[Dataset excerpt]
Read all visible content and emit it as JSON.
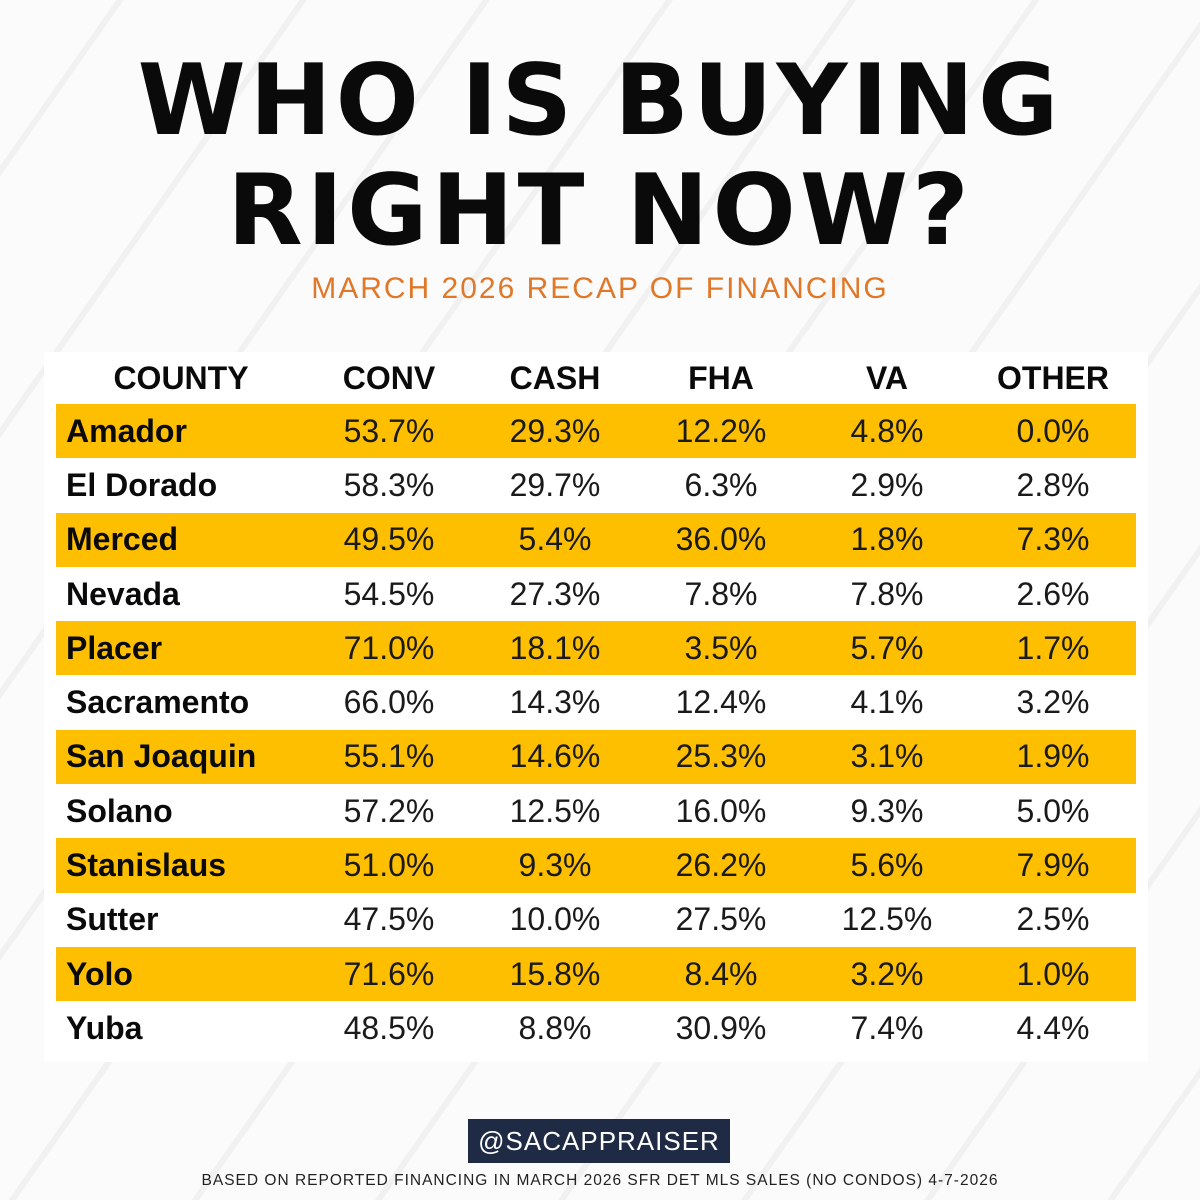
{
  "header": {
    "title_line1": "WHO IS BUYING",
    "title_line2": "RIGHT NOW?",
    "subtitle": "MARCH 2026 RECAP OF FINANCING"
  },
  "table": {
    "columns": [
      "COUNTY",
      "CONV",
      "CASH",
      "FHA",
      "VA",
      "OTHER"
    ],
    "rows": [
      {
        "county": "Amador",
        "conv": "53.7%",
        "cash": "29.3%",
        "fha": "12.2%",
        "va": "4.8%",
        "other": "0.0%",
        "highlight": true
      },
      {
        "county": "El Dorado",
        "conv": "58.3%",
        "cash": "29.7%",
        "fha": "6.3%",
        "va": "2.9%",
        "other": "2.8%",
        "highlight": false
      },
      {
        "county": "Merced",
        "conv": "49.5%",
        "cash": "5.4%",
        "fha": "36.0%",
        "va": "1.8%",
        "other": "7.3%",
        "highlight": true
      },
      {
        "county": "Nevada",
        "conv": "54.5%",
        "cash": "27.3%",
        "fha": "7.8%",
        "va": "7.8%",
        "other": "2.6%",
        "highlight": false
      },
      {
        "county": "Placer",
        "conv": "71.0%",
        "cash": "18.1%",
        "fha": "3.5%",
        "va": "5.7%",
        "other": "1.7%",
        "highlight": true
      },
      {
        "county": "Sacramento",
        "conv": "66.0%",
        "cash": "14.3%",
        "fha": "12.4%",
        "va": "4.1%",
        "other": "3.2%",
        "highlight": false
      },
      {
        "county": "San Joaquin",
        "conv": "55.1%",
        "cash": "14.6%",
        "fha": "25.3%",
        "va": "3.1%",
        "other": "1.9%",
        "highlight": true
      },
      {
        "county": "Solano",
        "conv": "57.2%",
        "cash": "12.5%",
        "fha": "16.0%",
        "va": "9.3%",
        "other": "5.0%",
        "highlight": false
      },
      {
        "county": "Stanislaus",
        "conv": "51.0%",
        "cash": "9.3%",
        "fha": "26.2%",
        "va": "5.6%",
        "other": "7.9%",
        "highlight": true
      },
      {
        "county": "Sutter",
        "conv": "47.5%",
        "cash": "10.0%",
        "fha": "27.5%",
        "va": "12.5%",
        "other": "2.5%",
        "highlight": false
      },
      {
        "county": "Yolo",
        "conv": "71.6%",
        "cash": "15.8%",
        "fha": "8.4%",
        "va": "3.2%",
        "other": "1.0%",
        "highlight": true
      },
      {
        "county": "Yuba",
        "conv": "48.5%",
        "cash": "8.8%",
        "fha": "30.9%",
        "va": "7.4%",
        "other": "4.4%",
        "highlight": false
      }
    ]
  },
  "footer": {
    "handle": "@SACAPPRAISER",
    "note": "BASED ON REPORTED FINANCING IN MARCH 2026 SFR DET MLS SALES (NO CONDOS) 4-7-2026"
  },
  "colors": {
    "highlight_row": "#fdbf00",
    "subtitle": "#e0782a",
    "handle_bg": "#1f2b45",
    "title": "#0a0a0a"
  },
  "chart_data": {
    "type": "table",
    "title": "WHO IS BUYING RIGHT NOW?",
    "subtitle": "MARCH 2026 RECAP OF FINANCING",
    "categories": [
      "Amador",
      "El Dorado",
      "Merced",
      "Nevada",
      "Placer",
      "Sacramento",
      "San Joaquin",
      "Solano",
      "Stanislaus",
      "Sutter",
      "Yolo",
      "Yuba"
    ],
    "series": [
      {
        "name": "CONV",
        "values": [
          53.7,
          58.3,
          49.5,
          54.5,
          71.0,
          66.0,
          55.1,
          57.2,
          51.0,
          47.5,
          71.6,
          48.5
        ]
      },
      {
        "name": "CASH",
        "values": [
          29.3,
          29.7,
          5.4,
          27.3,
          18.1,
          14.3,
          14.6,
          12.5,
          9.3,
          10.0,
          15.8,
          8.8
        ]
      },
      {
        "name": "FHA",
        "values": [
          12.2,
          6.3,
          36.0,
          7.8,
          3.5,
          12.4,
          25.3,
          16.0,
          26.2,
          27.5,
          8.4,
          30.9
        ]
      },
      {
        "name": "VA",
        "values": [
          4.8,
          2.9,
          1.8,
          7.8,
          5.7,
          4.1,
          3.1,
          9.3,
          5.6,
          12.5,
          3.2,
          7.4
        ]
      },
      {
        "name": "OTHER",
        "values": [
          0.0,
          2.8,
          7.3,
          2.6,
          1.7,
          3.2,
          1.9,
          5.0,
          7.9,
          2.5,
          1.0,
          4.4
        ]
      }
    ],
    "unit": "%",
    "xlabel": "COUNTY",
    "ylabel": "",
    "annotations": [
      "@SACAPPRAISER",
      "BASED ON REPORTED FINANCING IN MARCH 2026 SFR DET MLS SALES (NO CONDOS) 4-7-2026"
    ]
  }
}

Task ▸ Copy every line of the data exactly as written, excluding the pictures.

Response to this exercise ▸
Read all visible content and emit it as JSON.
{
  "header": {
    "title_line1": "WHO IS BUYING",
    "title_line2": "RIGHT NOW?",
    "subtitle": "MARCH 2026 RECAP OF FINANCING"
  },
  "table": {
    "columns": [
      "COUNTY",
      "CONV",
      "CASH",
      "FHA",
      "VA",
      "OTHER"
    ],
    "rows": [
      {
        "county": "Amador",
        "conv": "53.7%",
        "cash": "29.3%",
        "fha": "12.2%",
        "va": "4.8%",
        "other": "0.0%",
        "highlight": true
      },
      {
        "county": "El Dorado",
        "conv": "58.3%",
        "cash": "29.7%",
        "fha": "6.3%",
        "va": "2.9%",
        "other": "2.8%",
        "highlight": false
      },
      {
        "county": "Merced",
        "conv": "49.5%",
        "cash": "5.4%",
        "fha": "36.0%",
        "va": "1.8%",
        "other": "7.3%",
        "highlight": true
      },
      {
        "county": "Nevada",
        "conv": "54.5%",
        "cash": "27.3%",
        "fha": "7.8%",
        "va": "7.8%",
        "other": "2.6%",
        "highlight": false
      },
      {
        "county": "Placer",
        "conv": "71.0%",
        "cash": "18.1%",
        "fha": "3.5%",
        "va": "5.7%",
        "other": "1.7%",
        "highlight": true
      },
      {
        "county": "Sacramento",
        "conv": "66.0%",
        "cash": "14.3%",
        "fha": "12.4%",
        "va": "4.1%",
        "other": "3.2%",
        "highlight": false
      },
      {
        "county": "San Joaquin",
        "conv": "55.1%",
        "cash": "14.6%",
        "fha": "25.3%",
        "va": "3.1%",
        "other": "1.9%",
        "highlight": true
      },
      {
        "county": "Solano",
        "conv": "57.2%",
        "cash": "12.5%",
        "fha": "16.0%",
        "va": "9.3%",
        "other": "5.0%",
        "highlight": false
      },
      {
        "county": "Stanislaus",
        "conv": "51.0%",
        "cash": "9.3%",
        "fha": "26.2%",
        "va": "5.6%",
        "other": "7.9%",
        "highlight": true
      },
      {
        "county": "Sutter",
        "conv": "47.5%",
        "cash": "10.0%",
        "fha": "27.5%",
        "va": "12.5%",
        "other": "2.5%",
        "highlight": false
      },
      {
        "county": "Yolo",
        "conv": "71.6%",
        "cash": "15.8%",
        "fha": "8.4%",
        "va": "3.2%",
        "other": "1.0%",
        "highlight": true
      },
      {
        "county": "Yuba",
        "conv": "48.5%",
        "cash": "8.8%",
        "fha": "30.9%",
        "va": "7.4%",
        "other": "4.4%",
        "highlight": false
      }
    ]
  },
  "footer": {
    "handle": "@SACAPPRAISER",
    "note": "BASED ON REPORTED FINANCING IN MARCH 2026 SFR DET MLS SALES (NO CONDOS) 4-7-2026"
  },
  "colors": {
    "highlight_row": "#fdbf00",
    "subtitle": "#e0782a",
    "handle_bg": "#1f2b45",
    "title": "#0a0a0a"
  },
  "chart_data": {
    "type": "table",
    "title": "WHO IS BUYING RIGHT NOW?",
    "subtitle": "MARCH 2026 RECAP OF FINANCING",
    "categories": [
      "Amador",
      "El Dorado",
      "Merced",
      "Nevada",
      "Placer",
      "Sacramento",
      "San Joaquin",
      "Solano",
      "Stanislaus",
      "Sutter",
      "Yolo",
      "Yuba"
    ],
    "series": [
      {
        "name": "CONV",
        "values": [
          53.7,
          58.3,
          49.5,
          54.5,
          71.0,
          66.0,
          55.1,
          57.2,
          51.0,
          47.5,
          71.6,
          48.5
        ]
      },
      {
        "name": "CASH",
        "values": [
          29.3,
          29.7,
          5.4,
          27.3,
          18.1,
          14.3,
          14.6,
          12.5,
          9.3,
          10.0,
          15.8,
          8.8
        ]
      },
      {
        "name": "FHA",
        "values": [
          12.2,
          6.3,
          36.0,
          7.8,
          3.5,
          12.4,
          25.3,
          16.0,
          26.2,
          27.5,
          8.4,
          30.9
        ]
      },
      {
        "name": "VA",
        "values": [
          4.8,
          2.9,
          1.8,
          7.8,
          5.7,
          4.1,
          3.1,
          9.3,
          5.6,
          12.5,
          3.2,
          7.4
        ]
      },
      {
        "name": "OTHER",
        "values": [
          0.0,
          2.8,
          7.3,
          2.6,
          1.7,
          3.2,
          1.9,
          5.0,
          7.9,
          2.5,
          1.0,
          4.4
        ]
      }
    ],
    "unit": "%",
    "xlabel": "COUNTY",
    "ylabel": "",
    "annotations": [
      "@SACAPPRAISER",
      "BASED ON REPORTED FINANCING IN MARCH 2026 SFR DET MLS SALES (NO CONDOS) 4-7-2026"
    ]
  }
}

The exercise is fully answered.